- [WORK TO BE COMPLETED]:
Across the data below, how many lines hold "JSON"? Answer with that number and nothing else.

━━ PROVIDED DATA

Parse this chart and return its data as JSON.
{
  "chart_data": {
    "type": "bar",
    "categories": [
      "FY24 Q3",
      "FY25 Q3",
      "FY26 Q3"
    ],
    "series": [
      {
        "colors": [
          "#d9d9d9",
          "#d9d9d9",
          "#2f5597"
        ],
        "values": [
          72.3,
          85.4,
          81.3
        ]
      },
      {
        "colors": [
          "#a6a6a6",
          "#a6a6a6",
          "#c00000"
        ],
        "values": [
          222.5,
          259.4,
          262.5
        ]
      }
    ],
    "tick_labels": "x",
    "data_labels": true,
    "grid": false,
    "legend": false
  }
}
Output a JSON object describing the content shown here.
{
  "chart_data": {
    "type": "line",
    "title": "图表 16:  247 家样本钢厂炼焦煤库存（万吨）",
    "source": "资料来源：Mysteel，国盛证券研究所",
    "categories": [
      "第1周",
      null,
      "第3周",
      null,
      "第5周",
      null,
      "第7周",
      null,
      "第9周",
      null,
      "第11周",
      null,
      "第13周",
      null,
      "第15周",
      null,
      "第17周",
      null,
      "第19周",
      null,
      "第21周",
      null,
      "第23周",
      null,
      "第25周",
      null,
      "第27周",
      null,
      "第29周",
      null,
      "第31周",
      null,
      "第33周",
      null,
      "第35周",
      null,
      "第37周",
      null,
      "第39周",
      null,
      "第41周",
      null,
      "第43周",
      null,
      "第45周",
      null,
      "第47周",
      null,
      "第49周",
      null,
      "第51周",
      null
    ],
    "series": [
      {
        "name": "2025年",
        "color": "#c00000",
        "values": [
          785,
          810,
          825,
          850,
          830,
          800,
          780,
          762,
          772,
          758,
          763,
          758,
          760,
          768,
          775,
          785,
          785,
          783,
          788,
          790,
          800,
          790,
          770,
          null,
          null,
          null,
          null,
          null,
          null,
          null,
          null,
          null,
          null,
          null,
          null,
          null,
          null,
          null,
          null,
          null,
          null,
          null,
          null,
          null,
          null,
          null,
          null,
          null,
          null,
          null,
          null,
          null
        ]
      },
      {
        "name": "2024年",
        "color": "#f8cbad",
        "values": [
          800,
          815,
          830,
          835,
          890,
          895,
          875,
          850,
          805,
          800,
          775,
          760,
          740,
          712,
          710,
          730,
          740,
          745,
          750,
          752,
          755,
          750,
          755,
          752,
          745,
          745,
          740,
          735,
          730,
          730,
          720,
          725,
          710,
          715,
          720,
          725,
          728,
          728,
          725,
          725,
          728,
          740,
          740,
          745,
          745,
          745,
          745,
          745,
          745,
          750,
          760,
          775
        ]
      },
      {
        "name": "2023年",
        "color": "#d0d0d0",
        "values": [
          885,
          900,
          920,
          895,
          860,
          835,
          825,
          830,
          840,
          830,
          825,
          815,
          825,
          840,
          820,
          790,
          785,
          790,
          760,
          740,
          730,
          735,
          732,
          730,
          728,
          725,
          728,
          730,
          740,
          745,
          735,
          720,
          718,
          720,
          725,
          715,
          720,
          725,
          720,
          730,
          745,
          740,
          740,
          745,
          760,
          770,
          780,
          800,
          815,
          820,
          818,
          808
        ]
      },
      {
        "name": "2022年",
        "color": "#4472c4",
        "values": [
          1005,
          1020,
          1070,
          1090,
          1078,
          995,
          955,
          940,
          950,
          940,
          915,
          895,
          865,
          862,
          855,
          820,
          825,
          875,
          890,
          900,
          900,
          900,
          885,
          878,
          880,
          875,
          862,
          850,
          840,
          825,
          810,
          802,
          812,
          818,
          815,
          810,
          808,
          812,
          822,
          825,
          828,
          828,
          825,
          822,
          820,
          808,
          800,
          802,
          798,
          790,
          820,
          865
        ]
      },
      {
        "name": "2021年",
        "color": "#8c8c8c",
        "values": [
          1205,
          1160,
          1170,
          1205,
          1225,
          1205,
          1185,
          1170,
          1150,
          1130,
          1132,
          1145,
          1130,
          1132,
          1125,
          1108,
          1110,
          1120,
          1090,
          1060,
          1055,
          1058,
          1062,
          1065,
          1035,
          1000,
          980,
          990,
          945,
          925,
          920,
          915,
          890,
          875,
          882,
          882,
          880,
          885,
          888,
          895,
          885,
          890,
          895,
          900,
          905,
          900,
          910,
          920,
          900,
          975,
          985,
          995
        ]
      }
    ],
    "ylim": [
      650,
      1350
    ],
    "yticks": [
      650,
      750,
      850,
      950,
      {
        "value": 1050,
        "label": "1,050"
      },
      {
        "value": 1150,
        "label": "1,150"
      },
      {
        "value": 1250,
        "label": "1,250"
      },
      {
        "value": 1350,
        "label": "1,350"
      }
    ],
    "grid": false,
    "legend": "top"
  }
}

━━━━

- [RESULT OF THE EXERCISE]:
2